WHAT TO DO: Present every line of the entries below as a Markdown table with the columns "Row" and "Line Text," numbering the rows and omitting blank lines. Leave the pictures out of the table.

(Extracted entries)
=-=-=-=-=
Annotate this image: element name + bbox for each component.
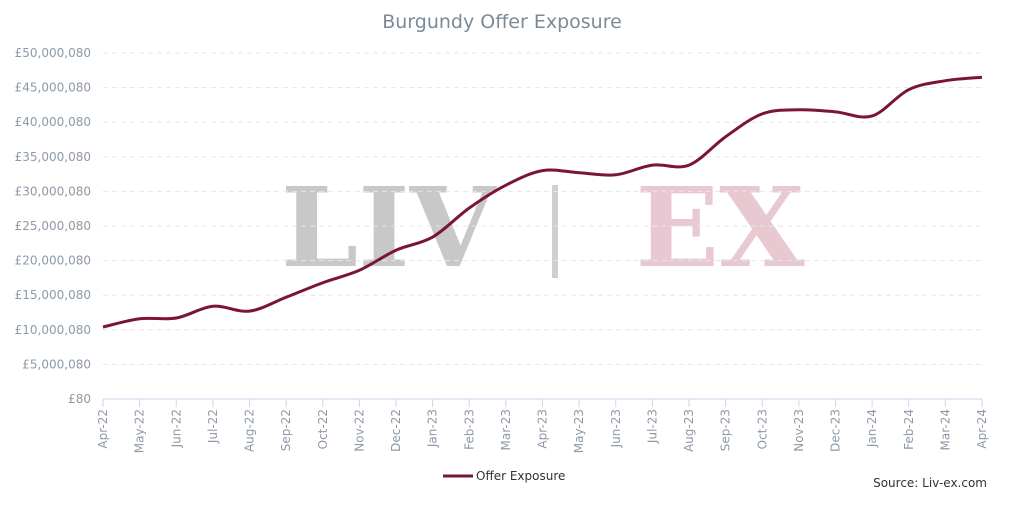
x-tick-label: Jun-23 (609, 409, 623, 448)
chart-title: Burgundy Offer Exposure (382, 11, 622, 33)
x-tick-label: May-22 (133, 409, 147, 453)
x-tick-label: Dec-23 (829, 409, 843, 452)
x-tick-label: Aug-22 (243, 409, 257, 452)
line (102, 75, 983, 329)
y-tick-label: £80 (68, 392, 91, 406)
x-tick-label: Sep-23 (719, 409, 733, 451)
x-tick-label: Apr-22 (96, 409, 110, 449)
y-tick-label: £5,000,080 (22, 357, 91, 371)
x-tick-label: Sep-22 (279, 409, 293, 451)
y-tick-label: £30,000,080 (15, 184, 91, 198)
x-tick-label: Mar-23 (499, 409, 513, 450)
y-tick-label: £50,000,080 (15, 46, 91, 60)
x-tick-label: Aug-23 (682, 409, 696, 452)
x-tick-label: Oct-22 (316, 409, 330, 449)
x-tick-label: Jul-22 (206, 409, 220, 444)
y-tick-label: £15,000,080 (15, 288, 91, 302)
x-tick-label: Jun-22 (169, 409, 183, 448)
y-tick-label: £20,000,080 (15, 254, 91, 268)
watermark-text: EX (635, 163, 805, 292)
watermark-text: LIV (281, 163, 497, 292)
x-tick-label: Feb-23 (462, 409, 476, 450)
watermark: LIV EX (281, 163, 805, 292)
x-tick-label: Jul-23 (645, 409, 659, 444)
watermark-bar (552, 185, 558, 278)
x-tick-label: Apr-23 (536, 409, 550, 449)
x-tick-label: Jan-23 (426, 409, 440, 448)
y-tick-label: £25,000,080 (15, 219, 91, 233)
x-tick-label: Nov-22 (352, 409, 366, 452)
y-tick-label: £35,000,080 (15, 150, 91, 164)
x-tick-label: Oct-23 (755, 409, 769, 449)
source: Source: Liv-ex.com (873, 476, 987, 490)
y-tick-label: £40,000,080 (15, 115, 91, 129)
x-tick-label: Apr-24 (975, 409, 989, 449)
y-tick-label: £45,000,080 (15, 81, 91, 95)
x-tick-label: Nov-23 (792, 409, 806, 452)
x-tick-label: Mar-24 (938, 409, 952, 450)
x-tick-label: May-23 (572, 409, 586, 453)
y-tick-label: £10,000,080 (15, 323, 91, 337)
x-tick-label: Jan-24 (865, 409, 879, 448)
legend-label: Offer Exposure (476, 469, 565, 483)
x-tick-label: Dec-22 (389, 409, 403, 452)
x-tick-label: Feb-24 (902, 409, 916, 450)
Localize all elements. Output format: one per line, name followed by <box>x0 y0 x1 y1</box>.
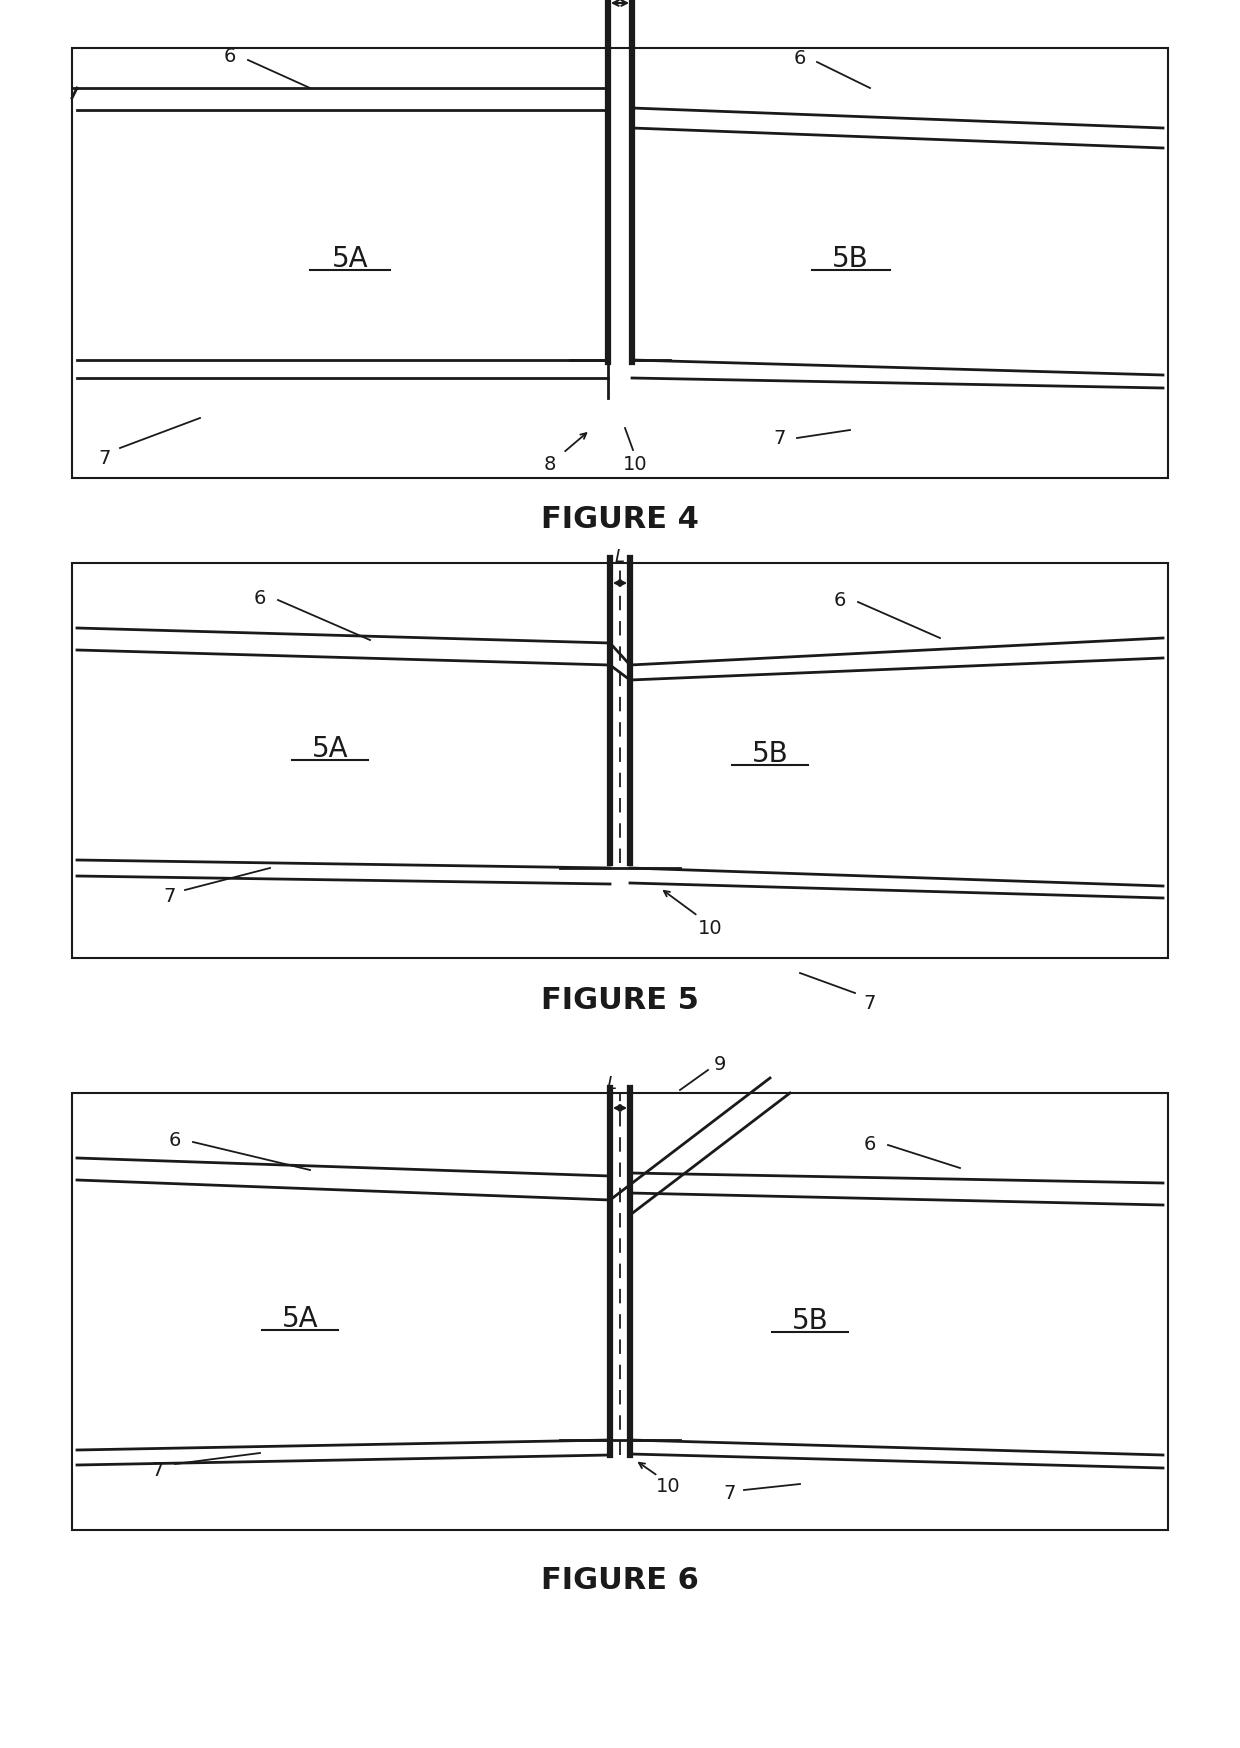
Text: FIGURE 4: FIGURE 4 <box>541 503 699 533</box>
Text: L: L <box>608 1075 618 1092</box>
Text: FIGURE 5: FIGURE 5 <box>541 986 699 1016</box>
Bar <box>72 49 1168 479</box>
Text: 6: 6 <box>864 1134 877 1154</box>
Text: 6: 6 <box>833 591 846 610</box>
Text: 5B: 5B <box>751 739 789 767</box>
Text: 5A: 5A <box>311 734 348 762</box>
Text: 6: 6 <box>223 47 236 65</box>
Text: 5A: 5A <box>281 1304 319 1332</box>
Text: 5B: 5B <box>791 1306 828 1334</box>
Text: 7: 7 <box>724 1484 737 1503</box>
Text: 10: 10 <box>698 919 723 939</box>
Text: 6: 6 <box>169 1131 181 1150</box>
Text: 10: 10 <box>656 1477 681 1496</box>
Text: 9: 9 <box>714 1054 727 1073</box>
Bar <box>72 1094 1168 1530</box>
Text: 10: 10 <box>622 454 647 474</box>
Text: 7: 7 <box>864 995 877 1012</box>
Text: FIGURE 6: FIGURE 6 <box>541 1566 699 1594</box>
Text: 6: 6 <box>254 589 267 608</box>
Text: 6: 6 <box>794 49 806 68</box>
Text: 7: 7 <box>164 886 176 905</box>
Text: L: L <box>615 547 625 566</box>
Text: 5B: 5B <box>832 245 868 273</box>
Text: 5A: 5A <box>331 245 368 273</box>
Text: 8: 8 <box>544 454 557 474</box>
Text: 7: 7 <box>99 449 112 468</box>
Text: 7: 7 <box>774 430 786 447</box>
Bar <box>72 563 1168 958</box>
Text: 7: 7 <box>151 1461 164 1479</box>
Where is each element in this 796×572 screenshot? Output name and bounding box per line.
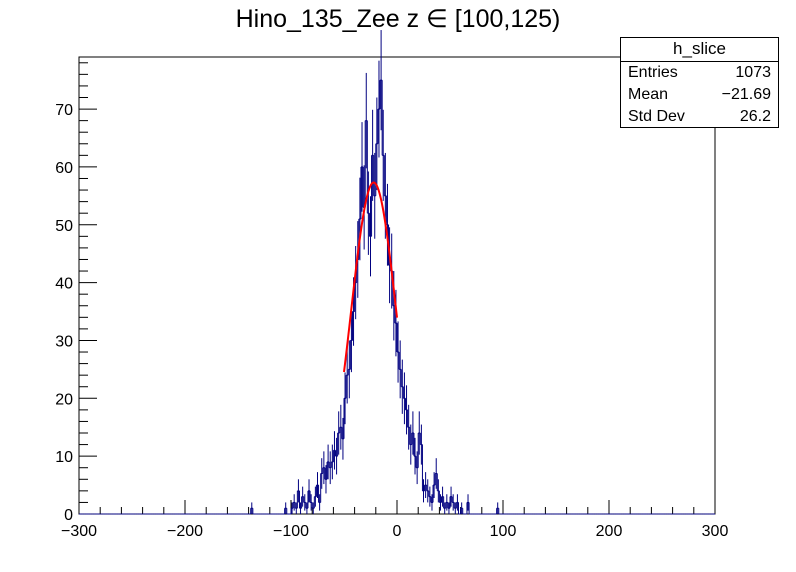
stats-value: −21.69 (721, 86, 771, 103)
stats-box-title: h_slice (621, 38, 778, 62)
x-tick-label: 0 (393, 523, 402, 540)
stats-row-std-dev: Std Dev 26.2 (621, 106, 778, 128)
x-tick-label: 100 (490, 523, 517, 540)
y-tick-label: 60 (55, 160, 73, 177)
stats-label: Mean (628, 86, 669, 103)
stats-row-mean: Mean −21.69 (621, 84, 778, 106)
x-tick-label: −300 (61, 523, 97, 540)
x-tick-label: −100 (273, 523, 309, 540)
y-tick-label: 40 (55, 276, 73, 293)
histogram-series (79, 30, 715, 515)
stats-label: Entries (628, 64, 678, 81)
stats-label: Std Dev (628, 108, 685, 125)
y-tick-label: 10 (55, 449, 73, 466)
stats-value: 26.2 (739, 108, 771, 125)
stats-row-entries: Entries 1073 (621, 62, 778, 84)
y-tick-label: 50 (55, 218, 73, 235)
y-tick-label: 30 (55, 333, 73, 350)
y-tick-label: 70 (55, 102, 73, 119)
y-axis: 0 10 20 30 40 50 60 70 (55, 62, 97, 524)
gaussian-fit-curve (343, 181, 398, 373)
stats-value: 1073 (735, 64, 771, 81)
y-tick-label: 20 (55, 391, 73, 408)
x-tick-label: −200 (167, 523, 203, 540)
x-axis: −300 −200 −100 0 100 200 300 (61, 500, 728, 540)
x-tick-label: 200 (596, 523, 623, 540)
stats-box: h_slice Entries 1073 Mean −21.69 Std Dev… (620, 37, 779, 128)
x-tick-label: 300 (702, 523, 729, 540)
y-tick-label: 0 (64, 507, 73, 524)
chart-title: Hino_135_Zee z ∈ [100,125) (235, 5, 561, 33)
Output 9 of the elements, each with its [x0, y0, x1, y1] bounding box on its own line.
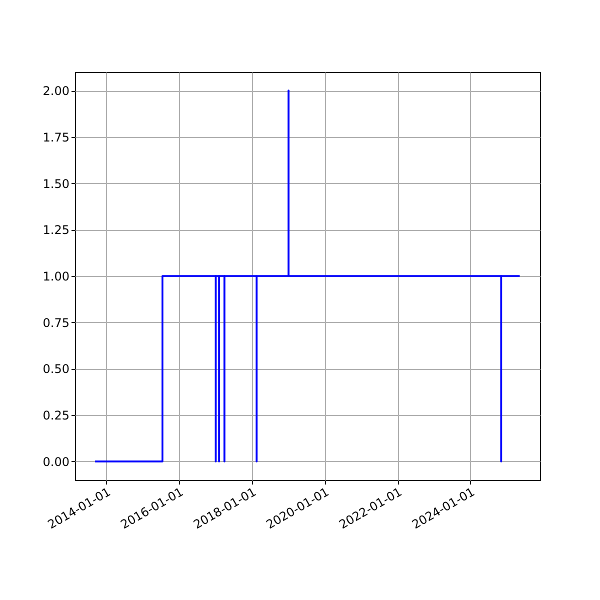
y-tick-label: 1.50	[42, 176, 70, 191]
y-tick-label: 0.50	[42, 362, 70, 376]
y-tick-label: 0.75	[42, 316, 70, 330]
y-tick-label: 1.25	[42, 223, 70, 238]
y-tick-label: 0.25	[42, 408, 70, 423]
y-tick-label: 1.75	[42, 130, 70, 144]
y-tick-label: 1.00	[42, 270, 70, 284]
y-tick-label: 0.00	[42, 454, 70, 469]
y-tick-label: 2.00	[42, 84, 70, 98]
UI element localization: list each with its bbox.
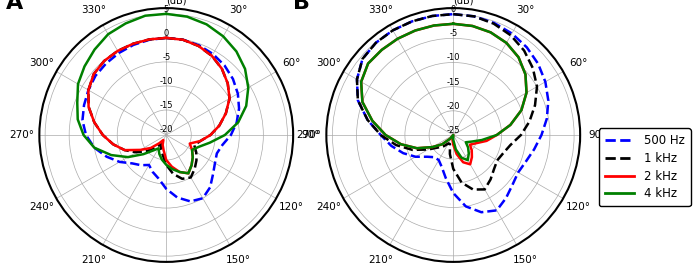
Text: B: B	[293, 0, 310, 13]
Text: (dB): (dB)	[454, 0, 474, 6]
Text: A: A	[6, 0, 24, 13]
Text: (dB): (dB)	[167, 0, 187, 6]
Legend: 500 Hz, 1 kHz, 2 kHz, 4 kHz: 500 Hz, 1 kHz, 2 kHz, 4 kHz	[599, 129, 691, 206]
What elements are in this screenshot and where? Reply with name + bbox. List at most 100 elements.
=-=-=-=-=
SOLVED EXERCISE:
| Row | Line Text |
|---|---|
| 1 | Annotate this image: element name + bbox for each component. |
| 2 | x-tick-label: Jun-23 (609, 409, 623, 448) |
| 3 | chart-title: Burgundy Offer Exposure (382, 11, 622, 33) |
| 4 | x-tick-label: May-22 (133, 409, 147, 453) |
| 5 | x-tick-label: Dec-23 (829, 409, 843, 452) |
| 6 | x-tick-label: Aug-22 (243, 409, 257, 452) |
| 7 | line (102, 75, 983, 329) |
| 8 | y-tick-label: £80 (68, 392, 91, 406) |
| 9 | x-tick-label: Sep-23 (719, 409, 733, 451) |
| 10 | x-tick-label: Apr-22 (96, 409, 110, 449) |
| 11 | y-tick-label: £5,000,080 (22, 357, 91, 371) |
| 12 | x-tick-label: Sep-22 (279, 409, 293, 451) |
| 13 | y-tick-label: £30,000,080 (15, 184, 91, 198) |
| 14 | x-tick-label: Mar-23 (499, 409, 513, 450) |
| 15 | y-tick-label: £50,000,080 (15, 46, 91, 60) |
| 16 | x-tick-label: Aug-23 (682, 409, 696, 452) |
| 17 | x-tick-label: Oct-22 (316, 409, 330, 449) |
| 18 | x-tick-label: Jul-22 (206, 409, 220, 444) |
| 19 | y-tick-label: £15,000,080 (15, 288, 91, 302) |
| 20 | x-tick-label: Jun-22 (169, 409, 183, 448) |
| 21 | y-tick-label: £20,000,080 (15, 254, 91, 268) |
| 22 | watermark-text: EX (635, 163, 805, 292) |
| 23 | watermark-text: LIV (281, 163, 497, 292) |
| 24 | x-tick-label: Feb-23 (462, 409, 476, 450) |
| 25 | watermark: LIV EX (281, 163, 805, 292) |
| 26 | x-tick-label: Jul-23 (645, 409, 659, 444) |
| 27 | watermark-bar (552, 185, 558, 278) |
| 28 | x-tick-label: Apr-23 (536, 409, 550, 449) |
| 29 | x-tick-label: Jan-23 (426, 409, 440, 448) |
| 30 | y-tick-label: £25,000,080 (15, 219, 91, 233) |
| 31 | x-tick-label: Nov-22 (352, 409, 366, 452) |
| 32 | y-tick-label: £35,000,080 (15, 150, 91, 164) |
| 33 | x-tick-label: Oct-23 (755, 409, 769, 449) |
| 34 | source: Source: Liv-ex.com (873, 476, 987, 490) |
| 35 | y-tick-label: £40,000,080 (15, 115, 91, 129) |
| 36 | x-tick-label: Apr-24 (975, 409, 989, 449) |
| 37 | y-tick-label: £45,000,080 (15, 81, 91, 95) |
| 38 | x-tick-label: Nov-23 (792, 409, 806, 452) |
| 39 | x-tick-label: Mar-24 (938, 409, 952, 450) |
| 40 | x-tick-label: May-23 (572, 409, 586, 453) |
| 41 | y-tick-label: £10,000,080 (15, 323, 91, 337) |
| 42 | x-tick-label: Jan-24 (865, 409, 879, 448) |
| 43 | legend-label: Offer Exposure (476, 469, 565, 483) |
| 44 | x-tick-label: Dec-22 (389, 409, 403, 452) |
| 45 | x-tick-label: Feb-24 (902, 409, 916, 450) |
| 46 | Localize all elements. Output format: one per line, name followed by <box>x0 y0 x1 y1</box>. |
| 47 | Text: FIGURE 4: FIGURE 4 <box>541 503 699 533</box> |
| 48 | Text: L: L <box>608 1075 618 1092</box> |
| 49 | Text: FIGURE 5: FIGURE 5 <box>541 986 699 1016</box> |
| 50 | Bar <box>72 49 1168 479</box> |
| 51 | Text: 6: 6 <box>864 1134 877 1154</box> |
| 52 | Text: 6: 6 <box>833 591 846 610</box> |
| 53 | Text: 5B: 5B <box>751 739 789 767</box> |
| 54 | Text: 5A: 5A <box>311 734 348 762</box> |
| 55 | Text: 6: 6 <box>223 47 236 65</box> |
| 56 | Text: 5A: 5A <box>281 1304 319 1332</box> |
| 57 | Text: 5B: 5B <box>791 1306 828 1334</box> |
| 58 | Text: 7: 7 <box>724 1484 737 1503</box> |
| 59 | Text: 10: 10 <box>698 919 723 939</box> |
| 60 | Text: 6: 6 <box>169 1131 181 1150</box> |
| 61 | Text: 10: 10 <box>656 1477 681 1496</box> |
| 62 | Text: 9: 9 <box>714 1054 727 1073</box> |
| 63 | Bar <box>72 1094 1168 1530</box> |
| 64 | Text: 10: 10 <box>622 454 647 474</box> |
| 65 | Text: 7: 7 <box>864 995 877 1012</box> |
| 66 | Text: FIGURE 6: FIGURE 6 <box>541 1566 699 1594</box> |
| 67 | Text: 6: 6 <box>254 589 267 608</box> |
| 68 | Text: 6: 6 <box>794 49 806 68</box> |
| 69 | Text: 7: 7 <box>164 886 176 905</box> |
| 70 | Text: L: L <box>615 547 625 566</box> |
| 71 | Text: 5B: 5B <box>832 245 868 273</box> |
| 72 | Text: 5A: 5A <box>331 245 368 273</box> |
| 73 | Text: 8: 8 <box>544 454 557 474</box> |
| 74 | Text: 7: 7 <box>99 449 112 468</box> |
| 75 | Text: 7: 7 <box>774 430 786 447</box> |
| 76 | Bar <box>72 563 1168 958</box> |
| 77 | Text: 7: 7 <box>151 1461 164 1479</box> |
| 78 | Where is each element in this 796×572 screenshot? Output name and bounding box per line. |
| 79 | stats-value: −21.69 (721, 86, 771, 103) |
| 80 | stats-box-title: h_slice (621, 38, 778, 62) |
| 81 | x-tick-label: 0 (393, 523, 402, 540) |
| 82 | stats-row-std-dev: Std Dev 26.2 (621, 106, 778, 128) |
| 83 | x-tick-label: 100 (490, 523, 517, 540) |
| 84 | y-tick-label: 60 (55, 160, 73, 177) |
| 85 | stats-label: Mean (628, 86, 669, 103) |
| 86 | stats-row-mean: Mean −21.69 (621, 84, 778, 106) |
| 87 | x-tick-label: −300 (61, 523, 97, 540) |
| 88 | x-tick-label: −100 (273, 523, 309, 540) |
| 89 | y-tick-label: 40 (55, 276, 73, 293) |
| 90 | histogram-series (79, 30, 715, 515) |
| 91 | stats-label: Entries (628, 64, 678, 81) |
| 92 | stats-label: Std Dev (628, 108, 685, 125) |
| 93 | y-tick-label: 10 (55, 449, 73, 466) |
| 94 | stats-value: 26.2 (739, 108, 771, 125) |
| 95 | stats-row-entries: Entries 1073 (621, 62, 778, 84) |
| 96 | y-tick-label: 50 (55, 218, 73, 235) |
| 97 | y-tick-label: 30 (55, 333, 73, 350) |
| 98 | y-tick-label: 70 (55, 102, 73, 119) |
| 99 | y-axis: 0 10 20 30 40 50 60 70 (55, 62, 97, 524) |
| 100 | gaussian-fit-curve (343, 181, 398, 373) |
| 101 | stats-value: 1073 (735, 64, 771, 81) |
| 102 | y-tick-label: 20 (55, 391, 73, 408) |
| 103 | x-tick-label: −200 (167, 523, 203, 540) |
| 104 | x-axis: −300 −200 −100 0 100 200 300 (61, 500, 728, 540) |
| 105 | x-tick-label: 200 (596, 523, 623, 540) |
| 106 | stats-box: h_slice Entries 1073 Mean −21.69 Std Dev… (620, 37, 779, 128) |
| 107 | x-tick-label: 300 (702, 523, 729, 540) |
| 108 | y-tick-label: 0 (64, 507, 73, 524) |
| 109 | chart-title: Hino_135_Zee z ∈ [100,125) (235, 5, 561, 33) |
| 110 | Output 9 of the elements, each with its [x0, y0, x1, y1] bounding box on its own line. |
| 111 | y-tick-label: 1.50	[42, 176, 70, 191] |
| 112 | y-tick-label: 0.50	[42, 362, 70, 376] |
| 113 | y-tick-label: 0.75	[42, 316, 70, 330] |
| 114 | y-tick-label: 1.25	[42, 223, 70, 238] |
| 115 | y-tick-label: 0.25	[42, 408, 70, 423] |
| 116 | y-tick-label: 1.75	[42, 130, 70, 144] |
| 117 | y-tick-label: 1.00	[42, 270, 70, 284] |
| 118 | y-tick-label: 0.00	[42, 454, 70, 469] |
| 119 | y-tick-label: 2.00	[42, 84, 70, 98] |
| 120 | UI element localization: list each with its bbox. |
| 121 | Text: B: B	[293, 0, 310, 13] |
| 122 | Text: (dB): (dB)	[454, 0, 474, 6] |
| 123 | Text: A: A	[6, 0, 24, 13] |
| 124 | Text: (dB): (dB)	[167, 0, 187, 6] |
| 125 | Legend: 500 Hz, 1 kHz, 2 kHz, 4 kHz: 500 Hz, 1 kHz, 2 kHz, 4 kHz	[599, 129, 691, 206] |
| 126 | What elements are in this screenshot and where? Reply with name + bbox. List at most 100 elements. |